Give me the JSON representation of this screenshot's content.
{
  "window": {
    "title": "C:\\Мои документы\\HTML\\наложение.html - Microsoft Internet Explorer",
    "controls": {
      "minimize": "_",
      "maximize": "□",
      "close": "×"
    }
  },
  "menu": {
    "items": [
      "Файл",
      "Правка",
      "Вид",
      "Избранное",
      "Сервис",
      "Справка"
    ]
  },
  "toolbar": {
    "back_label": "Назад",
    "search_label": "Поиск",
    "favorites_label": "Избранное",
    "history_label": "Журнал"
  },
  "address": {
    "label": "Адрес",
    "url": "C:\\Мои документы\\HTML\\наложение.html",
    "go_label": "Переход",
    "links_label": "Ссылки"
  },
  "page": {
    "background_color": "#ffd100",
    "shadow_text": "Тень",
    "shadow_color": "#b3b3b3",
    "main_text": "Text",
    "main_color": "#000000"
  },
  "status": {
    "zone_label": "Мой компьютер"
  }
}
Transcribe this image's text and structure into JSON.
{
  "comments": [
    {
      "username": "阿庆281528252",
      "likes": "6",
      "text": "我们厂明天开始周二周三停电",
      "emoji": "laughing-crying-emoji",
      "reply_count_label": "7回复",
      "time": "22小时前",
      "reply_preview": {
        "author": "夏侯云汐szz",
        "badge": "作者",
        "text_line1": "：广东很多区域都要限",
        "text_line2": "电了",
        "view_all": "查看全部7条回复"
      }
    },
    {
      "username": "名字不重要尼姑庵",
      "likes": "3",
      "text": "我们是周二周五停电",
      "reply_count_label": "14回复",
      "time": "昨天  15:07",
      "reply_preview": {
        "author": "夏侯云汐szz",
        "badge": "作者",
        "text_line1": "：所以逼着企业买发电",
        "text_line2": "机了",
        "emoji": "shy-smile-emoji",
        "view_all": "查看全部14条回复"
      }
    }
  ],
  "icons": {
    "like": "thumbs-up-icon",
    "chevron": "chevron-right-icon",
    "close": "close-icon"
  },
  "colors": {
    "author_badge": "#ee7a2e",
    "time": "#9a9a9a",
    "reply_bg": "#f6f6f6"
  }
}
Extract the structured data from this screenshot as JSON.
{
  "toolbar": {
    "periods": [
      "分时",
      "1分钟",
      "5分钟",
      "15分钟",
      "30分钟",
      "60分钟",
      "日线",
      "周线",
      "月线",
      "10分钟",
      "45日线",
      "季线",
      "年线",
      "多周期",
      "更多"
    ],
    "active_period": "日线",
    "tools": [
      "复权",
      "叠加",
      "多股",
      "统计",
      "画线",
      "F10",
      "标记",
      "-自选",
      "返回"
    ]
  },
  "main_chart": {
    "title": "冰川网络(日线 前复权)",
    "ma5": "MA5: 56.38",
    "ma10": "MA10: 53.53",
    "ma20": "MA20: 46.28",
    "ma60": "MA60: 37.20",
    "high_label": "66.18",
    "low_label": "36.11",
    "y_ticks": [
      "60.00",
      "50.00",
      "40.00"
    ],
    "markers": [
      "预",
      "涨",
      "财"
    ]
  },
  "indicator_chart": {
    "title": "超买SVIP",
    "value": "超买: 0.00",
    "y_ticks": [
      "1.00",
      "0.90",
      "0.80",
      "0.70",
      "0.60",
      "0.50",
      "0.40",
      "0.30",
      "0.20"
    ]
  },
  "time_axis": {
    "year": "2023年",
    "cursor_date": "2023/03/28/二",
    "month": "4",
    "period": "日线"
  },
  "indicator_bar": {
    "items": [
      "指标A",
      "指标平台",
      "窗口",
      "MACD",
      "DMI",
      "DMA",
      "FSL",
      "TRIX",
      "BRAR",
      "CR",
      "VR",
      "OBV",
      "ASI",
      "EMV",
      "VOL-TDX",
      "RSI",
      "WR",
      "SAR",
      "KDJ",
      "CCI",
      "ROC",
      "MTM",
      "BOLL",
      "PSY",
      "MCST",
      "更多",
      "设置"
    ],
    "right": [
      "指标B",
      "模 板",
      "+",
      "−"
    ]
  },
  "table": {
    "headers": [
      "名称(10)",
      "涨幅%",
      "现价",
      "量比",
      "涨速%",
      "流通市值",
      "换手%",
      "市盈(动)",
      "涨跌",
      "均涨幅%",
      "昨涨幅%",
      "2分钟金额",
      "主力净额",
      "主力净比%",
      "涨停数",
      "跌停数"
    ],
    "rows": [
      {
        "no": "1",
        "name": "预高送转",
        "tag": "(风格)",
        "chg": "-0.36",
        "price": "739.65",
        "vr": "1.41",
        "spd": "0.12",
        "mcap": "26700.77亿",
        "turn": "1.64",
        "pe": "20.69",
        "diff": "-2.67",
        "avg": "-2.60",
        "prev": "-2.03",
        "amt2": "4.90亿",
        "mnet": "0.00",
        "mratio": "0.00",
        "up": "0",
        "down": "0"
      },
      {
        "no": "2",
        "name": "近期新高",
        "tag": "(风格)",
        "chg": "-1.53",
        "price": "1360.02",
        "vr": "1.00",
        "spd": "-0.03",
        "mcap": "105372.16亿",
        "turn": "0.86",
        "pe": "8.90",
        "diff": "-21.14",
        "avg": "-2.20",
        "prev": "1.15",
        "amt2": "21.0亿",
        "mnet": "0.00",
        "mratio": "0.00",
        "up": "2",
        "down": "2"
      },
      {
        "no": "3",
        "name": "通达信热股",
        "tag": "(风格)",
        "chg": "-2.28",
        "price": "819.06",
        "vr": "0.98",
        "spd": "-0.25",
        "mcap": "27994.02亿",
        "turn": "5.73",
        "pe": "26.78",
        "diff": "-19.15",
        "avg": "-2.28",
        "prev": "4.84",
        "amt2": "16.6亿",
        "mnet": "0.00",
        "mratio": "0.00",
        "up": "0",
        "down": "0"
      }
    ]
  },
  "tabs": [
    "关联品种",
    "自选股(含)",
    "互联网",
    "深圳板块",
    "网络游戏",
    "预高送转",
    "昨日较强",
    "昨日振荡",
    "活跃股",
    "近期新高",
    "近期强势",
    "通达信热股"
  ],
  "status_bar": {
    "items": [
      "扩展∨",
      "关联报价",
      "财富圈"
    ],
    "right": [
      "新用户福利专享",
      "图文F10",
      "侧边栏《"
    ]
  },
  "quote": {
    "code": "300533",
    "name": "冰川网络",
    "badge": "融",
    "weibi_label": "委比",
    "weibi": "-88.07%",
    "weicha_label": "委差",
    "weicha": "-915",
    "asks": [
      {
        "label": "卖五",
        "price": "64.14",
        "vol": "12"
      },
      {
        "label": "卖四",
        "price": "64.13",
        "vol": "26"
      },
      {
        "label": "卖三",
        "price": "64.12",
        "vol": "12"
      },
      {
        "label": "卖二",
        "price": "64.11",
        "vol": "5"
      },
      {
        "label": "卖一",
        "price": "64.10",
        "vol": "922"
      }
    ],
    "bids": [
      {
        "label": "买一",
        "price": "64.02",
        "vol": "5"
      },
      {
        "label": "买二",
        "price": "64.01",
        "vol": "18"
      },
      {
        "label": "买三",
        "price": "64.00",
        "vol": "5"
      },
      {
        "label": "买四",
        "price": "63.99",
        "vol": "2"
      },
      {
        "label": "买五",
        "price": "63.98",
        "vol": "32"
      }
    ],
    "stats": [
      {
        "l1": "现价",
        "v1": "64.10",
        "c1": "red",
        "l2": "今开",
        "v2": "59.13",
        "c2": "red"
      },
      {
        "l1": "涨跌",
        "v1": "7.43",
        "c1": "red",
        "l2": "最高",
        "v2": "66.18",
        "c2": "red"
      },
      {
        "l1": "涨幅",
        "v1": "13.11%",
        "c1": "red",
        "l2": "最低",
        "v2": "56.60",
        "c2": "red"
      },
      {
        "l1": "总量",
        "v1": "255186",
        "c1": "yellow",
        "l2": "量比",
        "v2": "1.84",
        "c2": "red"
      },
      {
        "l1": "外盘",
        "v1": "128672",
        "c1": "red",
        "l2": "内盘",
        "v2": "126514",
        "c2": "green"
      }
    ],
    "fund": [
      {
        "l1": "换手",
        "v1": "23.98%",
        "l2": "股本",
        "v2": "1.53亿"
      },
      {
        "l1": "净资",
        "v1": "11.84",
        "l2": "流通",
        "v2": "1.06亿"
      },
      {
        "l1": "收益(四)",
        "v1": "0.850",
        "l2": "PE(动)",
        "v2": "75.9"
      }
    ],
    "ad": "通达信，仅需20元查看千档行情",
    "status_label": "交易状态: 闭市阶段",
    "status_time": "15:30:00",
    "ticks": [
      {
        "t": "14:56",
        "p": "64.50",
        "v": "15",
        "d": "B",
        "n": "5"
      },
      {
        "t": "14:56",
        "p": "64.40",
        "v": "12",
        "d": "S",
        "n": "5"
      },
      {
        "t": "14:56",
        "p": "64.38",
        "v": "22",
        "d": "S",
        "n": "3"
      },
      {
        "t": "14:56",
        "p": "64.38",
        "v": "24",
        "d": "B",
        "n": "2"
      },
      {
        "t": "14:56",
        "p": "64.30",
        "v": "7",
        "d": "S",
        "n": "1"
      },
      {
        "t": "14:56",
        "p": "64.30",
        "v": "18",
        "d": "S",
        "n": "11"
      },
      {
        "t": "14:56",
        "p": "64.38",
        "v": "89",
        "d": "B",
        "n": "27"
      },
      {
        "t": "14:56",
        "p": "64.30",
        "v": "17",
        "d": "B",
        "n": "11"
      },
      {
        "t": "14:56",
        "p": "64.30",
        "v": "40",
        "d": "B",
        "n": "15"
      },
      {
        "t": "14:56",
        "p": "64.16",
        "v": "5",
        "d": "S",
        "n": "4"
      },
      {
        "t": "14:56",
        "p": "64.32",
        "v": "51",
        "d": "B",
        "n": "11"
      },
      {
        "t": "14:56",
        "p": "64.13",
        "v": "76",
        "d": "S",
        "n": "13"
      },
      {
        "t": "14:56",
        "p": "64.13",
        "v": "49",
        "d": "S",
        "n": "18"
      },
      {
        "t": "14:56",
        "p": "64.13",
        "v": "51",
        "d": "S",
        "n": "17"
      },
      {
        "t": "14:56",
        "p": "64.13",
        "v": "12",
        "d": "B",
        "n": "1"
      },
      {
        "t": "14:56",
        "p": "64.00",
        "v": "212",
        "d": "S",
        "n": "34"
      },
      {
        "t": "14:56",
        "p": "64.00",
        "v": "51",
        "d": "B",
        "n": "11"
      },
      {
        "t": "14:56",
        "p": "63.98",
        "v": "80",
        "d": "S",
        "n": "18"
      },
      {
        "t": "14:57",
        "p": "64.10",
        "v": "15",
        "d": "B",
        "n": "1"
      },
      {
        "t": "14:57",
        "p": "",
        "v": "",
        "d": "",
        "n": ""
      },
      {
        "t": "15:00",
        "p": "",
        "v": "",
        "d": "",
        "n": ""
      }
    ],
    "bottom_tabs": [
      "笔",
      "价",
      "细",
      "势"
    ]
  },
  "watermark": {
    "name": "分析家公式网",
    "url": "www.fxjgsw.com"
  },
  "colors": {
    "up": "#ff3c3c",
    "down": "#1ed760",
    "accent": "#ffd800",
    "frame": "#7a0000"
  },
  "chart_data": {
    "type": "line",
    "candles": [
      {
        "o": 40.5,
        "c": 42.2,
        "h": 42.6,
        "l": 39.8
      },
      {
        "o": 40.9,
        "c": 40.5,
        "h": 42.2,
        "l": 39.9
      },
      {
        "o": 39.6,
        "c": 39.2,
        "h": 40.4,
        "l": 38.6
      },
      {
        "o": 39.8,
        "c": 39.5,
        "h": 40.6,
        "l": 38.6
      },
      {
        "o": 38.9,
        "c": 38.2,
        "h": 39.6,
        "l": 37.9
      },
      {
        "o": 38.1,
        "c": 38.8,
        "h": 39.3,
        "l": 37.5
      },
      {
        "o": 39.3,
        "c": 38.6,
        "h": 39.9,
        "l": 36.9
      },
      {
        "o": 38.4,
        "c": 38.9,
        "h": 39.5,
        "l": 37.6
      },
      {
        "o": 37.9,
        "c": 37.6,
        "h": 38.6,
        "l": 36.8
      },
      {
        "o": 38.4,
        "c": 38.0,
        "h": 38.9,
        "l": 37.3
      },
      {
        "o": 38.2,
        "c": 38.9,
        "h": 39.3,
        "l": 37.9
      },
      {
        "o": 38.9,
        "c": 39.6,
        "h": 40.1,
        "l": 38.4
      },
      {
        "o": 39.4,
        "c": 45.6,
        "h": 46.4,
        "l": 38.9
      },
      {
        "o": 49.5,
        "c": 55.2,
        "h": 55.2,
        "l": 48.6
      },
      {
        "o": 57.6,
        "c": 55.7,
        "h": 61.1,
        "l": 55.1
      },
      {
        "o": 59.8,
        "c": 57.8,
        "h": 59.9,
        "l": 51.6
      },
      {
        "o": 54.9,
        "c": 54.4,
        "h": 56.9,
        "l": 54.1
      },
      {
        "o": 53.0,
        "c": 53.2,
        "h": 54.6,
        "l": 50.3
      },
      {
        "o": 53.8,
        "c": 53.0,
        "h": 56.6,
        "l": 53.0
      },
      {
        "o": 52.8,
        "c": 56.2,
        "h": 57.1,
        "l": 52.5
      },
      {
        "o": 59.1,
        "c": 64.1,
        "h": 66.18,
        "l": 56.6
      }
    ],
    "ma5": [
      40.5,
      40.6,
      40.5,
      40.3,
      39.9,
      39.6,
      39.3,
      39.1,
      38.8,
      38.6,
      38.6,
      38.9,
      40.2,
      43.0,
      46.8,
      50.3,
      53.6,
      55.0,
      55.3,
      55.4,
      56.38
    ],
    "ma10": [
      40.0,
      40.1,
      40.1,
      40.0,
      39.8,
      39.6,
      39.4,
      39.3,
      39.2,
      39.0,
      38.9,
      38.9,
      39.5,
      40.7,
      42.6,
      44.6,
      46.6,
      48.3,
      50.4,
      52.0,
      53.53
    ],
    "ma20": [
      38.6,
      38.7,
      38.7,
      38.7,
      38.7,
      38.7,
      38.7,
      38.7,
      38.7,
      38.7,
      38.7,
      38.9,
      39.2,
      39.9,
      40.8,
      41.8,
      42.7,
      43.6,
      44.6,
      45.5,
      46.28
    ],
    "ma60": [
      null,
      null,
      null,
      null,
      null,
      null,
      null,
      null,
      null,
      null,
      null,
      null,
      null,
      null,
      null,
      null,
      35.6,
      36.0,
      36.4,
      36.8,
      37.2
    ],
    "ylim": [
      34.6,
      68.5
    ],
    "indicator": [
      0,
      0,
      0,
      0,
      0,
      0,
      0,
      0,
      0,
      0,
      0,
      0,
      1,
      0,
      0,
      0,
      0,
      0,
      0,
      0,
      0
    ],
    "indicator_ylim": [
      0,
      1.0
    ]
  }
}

[What is required]
State the count of lines with the word "документы" in them, and write nothing else.

[Final result]
2